- **Exercise objective**
Exclude the pictures and return every line exactly as written.

Figure collection entries
----------

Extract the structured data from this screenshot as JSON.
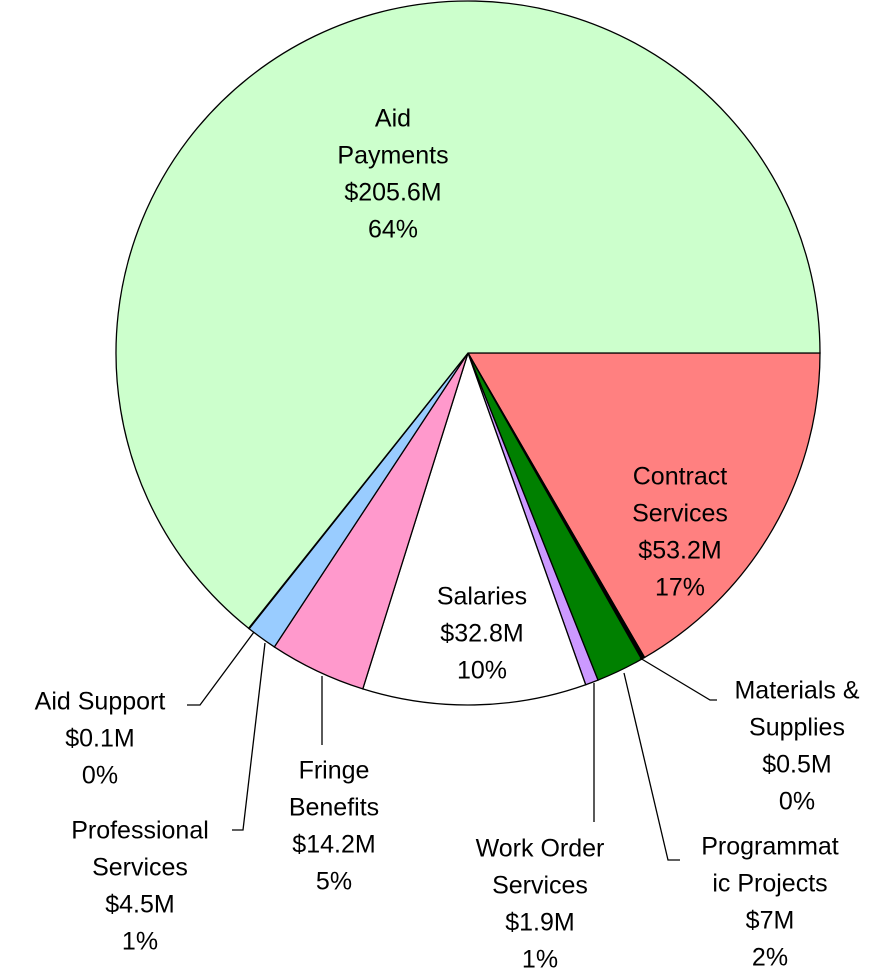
{
  "chart_data": {
    "type": "pie",
    "categories": [
      [
        "Contract",
        "Services"
      ],
      [
        "Materials &",
        "Supplies"
      ],
      [
        "Programmat",
        "ic Projects"
      ],
      [
        "Work Order",
        "Services"
      ],
      [
        "Salaries"
      ],
      [
        "Fringe",
        "Benefits"
      ],
      [
        "Professional",
        "Services"
      ],
      [
        "Aid Support"
      ],
      [
        "Aid",
        "Payments"
      ]
    ],
    "values": [
      53.2,
      0.5,
      7,
      1.9,
      32.8,
      14.2,
      4.5,
      0.1,
      205.6
    ],
    "value_labels": [
      "$53.2M",
      "$0.5M",
      "$7M",
      "$1.9M",
      "$32.8M",
      "$14.2M",
      "$4.5M",
      "$0.1M",
      "$205.6M"
    ],
    "percents": [
      17,
      0,
      2,
      1,
      10,
      5,
      1,
      0,
      64
    ],
    "percent_labels": [
      "17%",
      "0%",
      "2%",
      "1%",
      "10%",
      "5%",
      "1%",
      "0%",
      "64%"
    ],
    "colors": [
      "#ff8080",
      "#000000",
      "#008000",
      "#cc99ff",
      "#ffffff",
      "#ff99cc",
      "#99ccff",
      "#ccffcc",
      "#ccffcc"
    ]
  }
}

----------

- **The reply**
Extract the structured data from this screenshot as JSON.
{
  "chart_data": {
    "type": "pie",
    "categories": [
      [
        "Contract",
        "Services"
      ],
      [
        "Materials &",
        "Supplies"
      ],
      [
        "Programmat",
        "ic Projects"
      ],
      [
        "Work Order",
        "Services"
      ],
      [
        "Salaries"
      ],
      [
        "Fringe",
        "Benefits"
      ],
      [
        "Professional",
        "Services"
      ],
      [
        "Aid Support"
      ],
      [
        "Aid",
        "Payments"
      ]
    ],
    "values": [
      53.2,
      0.5,
      7,
      1.9,
      32.8,
      14.2,
      4.5,
      0.1,
      205.6
    ],
    "value_labels": [
      "$53.2M",
      "$0.5M",
      "$7M",
      "$1.9M",
      "$32.8M",
      "$14.2M",
      "$4.5M",
      "$0.1M",
      "$205.6M"
    ],
    "percents": [
      17,
      0,
      2,
      1,
      10,
      5,
      1,
      0,
      64
    ],
    "percent_labels": [
      "17%",
      "0%",
      "2%",
      "1%",
      "10%",
      "5%",
      "1%",
      "0%",
      "64%"
    ],
    "colors": [
      "#ff8080",
      "#000000",
      "#008000",
      "#cc99ff",
      "#ffffff",
      "#ff99cc",
      "#99ccff",
      "#ccffcc",
      "#ccffcc"
    ]
  }
}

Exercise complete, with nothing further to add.